Tuesday, September 20, 2005

an IDE wanes?

Is Eclipse (Greek verb: ecleipo = 'cease to exist') {source: Wikipedia} all set to go the bloated way of the Mozilla/XPCOM/you_name_it nightmare that rose from the initial offering of Netscape's source code? Version 3.1 has been an improvement in some respects over the horrendously under-performing 3.0 series (which I experienced vicariously thanks to reports from friends and colleagues while enjoying the simple pleasures of 2.1.7)...

Begin Flashback

When I first encountered and used Eclipse I was impressed and pleased. And I wasn't clamouring for IDE snap-ins and wizards for J2EE and UI development (frankly, I'd like to use such one-click tools only after learning what happens under the covers). And Eclipse offered great support for coding with the Java API and conventions. Especially if you were using good old vim for electronic archaeology -- didn't quite scale well given impossible deadlines when you were talking about several source branches inundated with millions of variously commented often intuitively named source files of various genera.

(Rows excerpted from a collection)
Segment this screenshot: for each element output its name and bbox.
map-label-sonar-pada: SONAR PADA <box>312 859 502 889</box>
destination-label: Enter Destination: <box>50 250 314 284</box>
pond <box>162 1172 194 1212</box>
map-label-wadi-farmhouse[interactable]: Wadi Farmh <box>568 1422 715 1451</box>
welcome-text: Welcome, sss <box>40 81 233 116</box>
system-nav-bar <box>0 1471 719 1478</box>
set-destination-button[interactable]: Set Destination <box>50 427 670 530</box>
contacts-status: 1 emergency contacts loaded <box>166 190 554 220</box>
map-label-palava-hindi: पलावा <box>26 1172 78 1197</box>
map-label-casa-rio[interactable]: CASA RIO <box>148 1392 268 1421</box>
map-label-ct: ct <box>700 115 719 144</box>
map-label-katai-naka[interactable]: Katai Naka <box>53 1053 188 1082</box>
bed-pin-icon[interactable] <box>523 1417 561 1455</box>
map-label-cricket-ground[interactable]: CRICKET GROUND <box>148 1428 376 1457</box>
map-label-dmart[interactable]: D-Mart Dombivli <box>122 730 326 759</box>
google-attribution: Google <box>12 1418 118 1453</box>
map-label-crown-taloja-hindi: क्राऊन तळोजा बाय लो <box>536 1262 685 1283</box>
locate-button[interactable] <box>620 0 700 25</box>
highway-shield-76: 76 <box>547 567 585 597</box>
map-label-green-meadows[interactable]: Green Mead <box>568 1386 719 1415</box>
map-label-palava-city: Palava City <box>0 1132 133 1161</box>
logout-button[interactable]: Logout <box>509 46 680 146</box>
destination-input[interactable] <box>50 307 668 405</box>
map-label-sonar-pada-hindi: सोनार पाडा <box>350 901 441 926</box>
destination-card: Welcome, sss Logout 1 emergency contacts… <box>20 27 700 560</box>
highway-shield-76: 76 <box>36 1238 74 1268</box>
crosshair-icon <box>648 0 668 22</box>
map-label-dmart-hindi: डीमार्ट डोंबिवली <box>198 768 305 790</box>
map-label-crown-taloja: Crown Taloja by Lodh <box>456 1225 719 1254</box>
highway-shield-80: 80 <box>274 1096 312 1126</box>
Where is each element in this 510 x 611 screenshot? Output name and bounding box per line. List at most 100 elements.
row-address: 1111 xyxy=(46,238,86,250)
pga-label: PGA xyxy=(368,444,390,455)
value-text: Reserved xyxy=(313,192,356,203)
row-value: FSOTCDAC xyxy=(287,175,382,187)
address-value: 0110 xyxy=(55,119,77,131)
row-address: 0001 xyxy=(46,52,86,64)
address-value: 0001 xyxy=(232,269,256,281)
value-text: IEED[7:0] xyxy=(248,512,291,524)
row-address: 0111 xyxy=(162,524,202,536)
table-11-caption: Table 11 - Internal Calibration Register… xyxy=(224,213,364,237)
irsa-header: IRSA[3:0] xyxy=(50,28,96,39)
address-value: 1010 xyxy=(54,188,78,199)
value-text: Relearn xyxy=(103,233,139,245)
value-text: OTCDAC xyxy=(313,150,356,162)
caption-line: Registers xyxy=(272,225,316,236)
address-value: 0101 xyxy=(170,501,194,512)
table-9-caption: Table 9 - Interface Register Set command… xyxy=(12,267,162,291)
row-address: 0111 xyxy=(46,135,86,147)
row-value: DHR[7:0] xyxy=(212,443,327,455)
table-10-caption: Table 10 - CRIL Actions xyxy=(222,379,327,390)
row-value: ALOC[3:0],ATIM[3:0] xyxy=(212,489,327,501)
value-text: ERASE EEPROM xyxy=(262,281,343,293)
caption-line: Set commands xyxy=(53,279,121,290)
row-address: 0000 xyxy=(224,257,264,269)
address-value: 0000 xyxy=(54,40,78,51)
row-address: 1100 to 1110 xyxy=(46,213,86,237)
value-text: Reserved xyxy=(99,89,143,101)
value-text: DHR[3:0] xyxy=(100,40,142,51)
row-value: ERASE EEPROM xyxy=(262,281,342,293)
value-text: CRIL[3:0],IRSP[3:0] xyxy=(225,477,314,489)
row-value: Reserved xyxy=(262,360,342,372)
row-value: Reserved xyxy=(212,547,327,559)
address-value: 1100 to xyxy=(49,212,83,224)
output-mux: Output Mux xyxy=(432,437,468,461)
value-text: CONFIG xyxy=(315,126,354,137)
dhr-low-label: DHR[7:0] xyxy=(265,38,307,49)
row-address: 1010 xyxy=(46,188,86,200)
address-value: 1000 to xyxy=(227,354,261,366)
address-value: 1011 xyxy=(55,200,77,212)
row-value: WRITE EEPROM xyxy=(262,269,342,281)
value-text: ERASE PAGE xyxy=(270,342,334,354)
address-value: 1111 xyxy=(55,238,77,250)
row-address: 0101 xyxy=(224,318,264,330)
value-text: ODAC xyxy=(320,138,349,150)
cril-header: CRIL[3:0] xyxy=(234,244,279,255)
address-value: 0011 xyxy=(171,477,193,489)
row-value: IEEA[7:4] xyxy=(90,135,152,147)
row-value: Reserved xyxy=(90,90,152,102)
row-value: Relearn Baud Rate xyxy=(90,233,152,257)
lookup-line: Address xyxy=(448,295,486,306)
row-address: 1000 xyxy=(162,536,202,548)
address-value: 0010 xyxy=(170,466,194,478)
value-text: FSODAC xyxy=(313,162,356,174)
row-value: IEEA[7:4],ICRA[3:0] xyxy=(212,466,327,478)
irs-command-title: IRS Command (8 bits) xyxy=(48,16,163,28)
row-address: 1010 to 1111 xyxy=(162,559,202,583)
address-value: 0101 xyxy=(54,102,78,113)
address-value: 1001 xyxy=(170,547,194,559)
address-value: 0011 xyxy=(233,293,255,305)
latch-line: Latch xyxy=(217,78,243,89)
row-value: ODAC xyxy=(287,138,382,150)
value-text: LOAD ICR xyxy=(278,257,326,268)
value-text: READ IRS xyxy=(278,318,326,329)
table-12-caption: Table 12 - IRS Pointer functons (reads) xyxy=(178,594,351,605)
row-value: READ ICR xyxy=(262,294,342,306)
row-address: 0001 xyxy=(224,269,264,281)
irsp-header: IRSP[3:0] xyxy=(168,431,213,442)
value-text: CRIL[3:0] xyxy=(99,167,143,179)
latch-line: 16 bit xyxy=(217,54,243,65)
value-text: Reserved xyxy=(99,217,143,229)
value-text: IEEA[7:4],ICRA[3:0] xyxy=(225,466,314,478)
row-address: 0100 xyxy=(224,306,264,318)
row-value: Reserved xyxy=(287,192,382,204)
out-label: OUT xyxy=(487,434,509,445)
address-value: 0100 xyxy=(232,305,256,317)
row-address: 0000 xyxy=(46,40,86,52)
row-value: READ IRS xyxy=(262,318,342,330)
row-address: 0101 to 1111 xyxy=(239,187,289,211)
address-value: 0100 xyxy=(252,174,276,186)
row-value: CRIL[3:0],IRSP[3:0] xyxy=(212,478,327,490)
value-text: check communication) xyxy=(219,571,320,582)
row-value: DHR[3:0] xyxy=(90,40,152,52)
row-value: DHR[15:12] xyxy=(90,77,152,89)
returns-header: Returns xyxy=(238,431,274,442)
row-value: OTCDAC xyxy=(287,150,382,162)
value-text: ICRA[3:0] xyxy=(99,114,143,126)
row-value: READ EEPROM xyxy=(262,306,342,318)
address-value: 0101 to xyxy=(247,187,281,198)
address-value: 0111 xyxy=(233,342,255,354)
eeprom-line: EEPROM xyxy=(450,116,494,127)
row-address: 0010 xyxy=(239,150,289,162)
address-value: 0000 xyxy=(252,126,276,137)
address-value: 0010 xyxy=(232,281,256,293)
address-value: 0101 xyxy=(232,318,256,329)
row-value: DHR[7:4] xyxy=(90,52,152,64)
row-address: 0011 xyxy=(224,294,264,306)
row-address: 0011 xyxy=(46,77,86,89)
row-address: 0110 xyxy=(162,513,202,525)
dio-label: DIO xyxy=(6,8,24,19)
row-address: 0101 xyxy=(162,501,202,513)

Problems to work on →
(1) Answer the following from the Eclipse post.
(a) What meaning does it give for the Greek verb "ecleipo"?
(b) Which version of Eclipse was the writer using while others reported on the 3.0 series?
(c) Which editor does it name for "electronic archaeology"?
(2) Retype, without alteration, the stretch of the Eclipse post from "Begin Flashback" through "of various genera.".
These rows were taken from a separate source and are unrelated to the Eclipse post.

Response list →
(1)
(a) 'cease to exist'
(b) 2.1.7
(c) vim

(2)
Begin Flashback

When I first encountered and used Eclipse I was impressed and pleased. And I wasn't clamouring for IDE snap-ins and wizards for J2EE and UI development (frankly, I'd like to use such one-click tools only after learning what happens under the covers). And Eclipse offered great support for coding with the Java API and conventions. Especially if you were using good old vim for electronic archaeology -- didn't quite scale well given impossible deadlines when you were talking about several source branches inundated with millions of variously commented often intuitively named source files of various genera.